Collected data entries
######

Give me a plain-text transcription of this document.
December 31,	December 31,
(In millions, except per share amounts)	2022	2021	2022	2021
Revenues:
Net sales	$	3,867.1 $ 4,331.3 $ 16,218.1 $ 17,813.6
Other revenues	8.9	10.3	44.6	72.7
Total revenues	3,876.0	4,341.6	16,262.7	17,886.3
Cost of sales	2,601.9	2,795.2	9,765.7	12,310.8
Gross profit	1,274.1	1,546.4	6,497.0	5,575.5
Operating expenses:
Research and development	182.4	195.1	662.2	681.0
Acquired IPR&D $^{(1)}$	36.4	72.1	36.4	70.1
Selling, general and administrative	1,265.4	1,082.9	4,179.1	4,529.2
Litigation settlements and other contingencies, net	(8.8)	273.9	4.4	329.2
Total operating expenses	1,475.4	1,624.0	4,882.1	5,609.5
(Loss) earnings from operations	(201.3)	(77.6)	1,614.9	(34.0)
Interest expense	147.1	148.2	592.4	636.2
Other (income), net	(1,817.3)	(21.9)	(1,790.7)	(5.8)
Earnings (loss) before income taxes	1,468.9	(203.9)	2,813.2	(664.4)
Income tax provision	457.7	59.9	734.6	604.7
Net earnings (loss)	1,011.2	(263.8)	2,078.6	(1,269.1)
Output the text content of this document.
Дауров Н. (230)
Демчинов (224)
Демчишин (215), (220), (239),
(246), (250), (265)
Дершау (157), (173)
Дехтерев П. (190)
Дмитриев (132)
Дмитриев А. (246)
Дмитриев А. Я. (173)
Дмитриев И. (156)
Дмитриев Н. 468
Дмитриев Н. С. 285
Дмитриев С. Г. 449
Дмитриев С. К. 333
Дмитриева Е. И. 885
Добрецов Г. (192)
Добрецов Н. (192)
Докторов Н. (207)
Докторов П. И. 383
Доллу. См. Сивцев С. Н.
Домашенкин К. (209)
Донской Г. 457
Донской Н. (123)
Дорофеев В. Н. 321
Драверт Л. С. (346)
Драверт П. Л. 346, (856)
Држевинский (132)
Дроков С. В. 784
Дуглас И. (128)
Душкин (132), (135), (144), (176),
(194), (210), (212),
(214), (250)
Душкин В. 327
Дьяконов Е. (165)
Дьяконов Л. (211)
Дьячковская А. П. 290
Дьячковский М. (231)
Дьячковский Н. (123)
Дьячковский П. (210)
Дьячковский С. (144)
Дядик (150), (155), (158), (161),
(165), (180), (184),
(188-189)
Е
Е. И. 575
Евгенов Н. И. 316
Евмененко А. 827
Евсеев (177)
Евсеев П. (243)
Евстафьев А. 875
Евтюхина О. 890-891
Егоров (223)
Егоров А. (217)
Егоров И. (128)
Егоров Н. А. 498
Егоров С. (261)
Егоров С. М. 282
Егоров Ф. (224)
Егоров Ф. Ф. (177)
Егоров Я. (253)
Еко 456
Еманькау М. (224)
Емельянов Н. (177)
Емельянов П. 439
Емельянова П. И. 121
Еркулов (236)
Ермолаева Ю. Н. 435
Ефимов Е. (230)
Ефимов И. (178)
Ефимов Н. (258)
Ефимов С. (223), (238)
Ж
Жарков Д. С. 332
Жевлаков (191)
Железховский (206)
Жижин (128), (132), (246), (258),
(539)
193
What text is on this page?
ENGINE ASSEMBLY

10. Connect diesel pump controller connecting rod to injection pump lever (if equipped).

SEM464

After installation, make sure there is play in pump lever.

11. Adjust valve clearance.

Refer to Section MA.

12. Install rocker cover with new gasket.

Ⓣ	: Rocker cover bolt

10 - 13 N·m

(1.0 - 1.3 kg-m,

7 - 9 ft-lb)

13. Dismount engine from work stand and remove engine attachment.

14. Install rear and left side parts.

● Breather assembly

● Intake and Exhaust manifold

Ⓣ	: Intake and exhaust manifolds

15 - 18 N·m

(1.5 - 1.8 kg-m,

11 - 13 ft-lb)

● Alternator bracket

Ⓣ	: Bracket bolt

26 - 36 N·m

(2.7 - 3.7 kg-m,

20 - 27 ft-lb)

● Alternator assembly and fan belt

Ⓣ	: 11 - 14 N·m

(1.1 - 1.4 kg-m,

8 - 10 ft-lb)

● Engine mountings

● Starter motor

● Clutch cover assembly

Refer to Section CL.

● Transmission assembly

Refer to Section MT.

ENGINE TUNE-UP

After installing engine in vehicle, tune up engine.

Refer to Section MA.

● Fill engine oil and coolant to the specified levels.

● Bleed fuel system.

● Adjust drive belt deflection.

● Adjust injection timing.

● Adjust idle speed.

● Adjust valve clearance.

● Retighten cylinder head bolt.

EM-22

######

● PROBLEM STATEMENT: From the listing above, extract every line exactly as it stands.

● REPLY TO THE TASK:
Give me a plain-text transcription of this document.
December 31,	December 31,
(In millions, except per share amounts)	2022	2021	2022	2021
Revenues:
Net sales	$	3,867.1 $ 4,331.3 $ 16,218.1 $ 17,813.6
Other revenues	8.9	10.3	44.6	72.7
Total revenues	3,876.0	4,341.6	16,262.7	17,886.3
Cost of sales	2,601.9	2,795.2	9,765.7	12,310.8
Gross profit	1,274.1	1,546.4	6,497.0	5,575.5
Operating expenses:
Research and development	182.4	195.1	662.2	681.0
Acquired IPR&D $^{(1)}$	36.4	72.1	36.4	70.1
Selling, general and administrative	1,265.4	1,082.9	4,179.1	4,529.2
Litigation settlements and other contingencies, net	(8.8)	273.9	4.4	329.2
Total operating expenses	1,475.4	1,624.0	4,882.1	5,609.5
(Loss) earnings from operations	(201.3)	(77.6)	1,614.9	(34.0)
Interest expense	147.1	148.2	592.4	636.2
Other (income), net	(1,817.3)	(21.9)	(1,790.7)	(5.8)
Earnings (loss) before income taxes	1,468.9	(203.9)	2,813.2	(664.4)
Income tax provision	457.7	59.9	734.6	604.7
Net earnings (loss)	1,011.2	(263.8)	2,078.6	(1,269.1)
Output the text content of this document.
Дауров Н. (230)
Демчинов (224)
Демчишин (215), (220), (239),
(246), (250), (265)
Дершау (157), (173)
Дехтерев П. (190)
Дмитриев (132)
Дмитриев А. (246)
Дмитриев А. Я. (173)
Дмитриев И. (156)
Дмитриев Н. 468
Дмитриев Н. С. 285
Дмитриев С. Г. 449
Дмитриев С. К. 333
Дмитриева Е. И. 885
Добрецов Г. (192)
Добрецов Н. (192)
Докторов Н. (207)
Докторов П. И. 383
Доллу. См. Сивцев С. Н.
Домашенкин К. (209)
Донской Г. 457
Донской Н. (123)
Дорофеев В. Н. 321
Драверт Л. С. (346)
Драверт П. Л. 346, (856)
Држевинский (132)
Дроков С. В. 784
Дуглас И. (128)
Душкин (132), (135), (144), (176),
(194), (210), (212),
(214), (250)
Душкин В. 327
Дьяконов Е. (165)
Дьяконов Л. (211)
Дьячковская А. П. 290
Дьячковский М. (231)
Дьячковский Н. (123)
Дьячковский П. (210)
Дьячковский С. (144)
Дядик (150), (155), (158), (161),
(165), (180), (184),
(188-189)
Е
Е. И. 575
Евгенов Н. И. 316
Евмененко А. 827
Евсеев (177)
Евсеев П. (243)
Евстафьев А. 875
Евтюхина О. 890-891
Егоров (223)
Егоров А. (217)
Егоров И. (128)
Егоров Н. А. 498
Егоров С. (261)
Егоров С. М. 282
Егоров Ф. (224)
Егоров Ф. Ф. (177)
Егоров Я. (253)
Еко 456
Еманькау М. (224)
Емельянов Н. (177)
Емельянов П. 439
Емельянова П. И. 121
Еркулов (236)
Ермолаева Ю. Н. 435
Ефимов Е. (230)
Ефимов И. (178)
Ефимов Н. (258)
Ефимов С. (223), (238)
Ж
Жарков Д. С. 332
Жевлаков (191)
Железховский (206)
Жижин (128), (132), (246), (258),
(539)
193
What text is on this page?
ENGINE ASSEMBLY

10. Connect diesel pump controller connecting rod to injection pump lever (if equipped).

SEM464

After installation, make sure there is play in pump lever.

11. Adjust valve clearance.

Refer to Section MA.

12. Install rocker cover with new gasket.

Ⓣ	: Rocker cover bolt

10 - 13 N·m

(1.0 - 1.3 kg-m,

7 - 9 ft-lb)

13. Dismount engine from work stand and remove engine attachment.

14. Install rear and left side parts.

● Breather assembly

● Intake and Exhaust manifold

Ⓣ	: Intake and exhaust manifolds

15 - 18 N·m

(1.5 - 1.8 kg-m,

11 - 13 ft-lb)

● Alternator bracket

Ⓣ	: Bracket bolt

26 - 36 N·m

(2.7 - 3.7 kg-m,

20 - 27 ft-lb)

● Alternator assembly and fan belt

Ⓣ	: 11 - 14 N·m

(1.1 - 1.4 kg-m,

8 - 10 ft-lb)

● Engine mountings

● Starter motor

● Clutch cover assembly

Refer to Section CL.

● Transmission assembly

Refer to Section MT.

ENGINE TUNE-UP

After installing engine in vehicle, tune up engine.

Refer to Section MA.

● Fill engine oil and coolant to the specified levels.

● Bleed fuel system.

● Adjust drive belt deflection.

● Adjust injection timing.

● Adjust idle speed.

● Adjust valve clearance.

● Retighten cylinder head bolt.

EM-22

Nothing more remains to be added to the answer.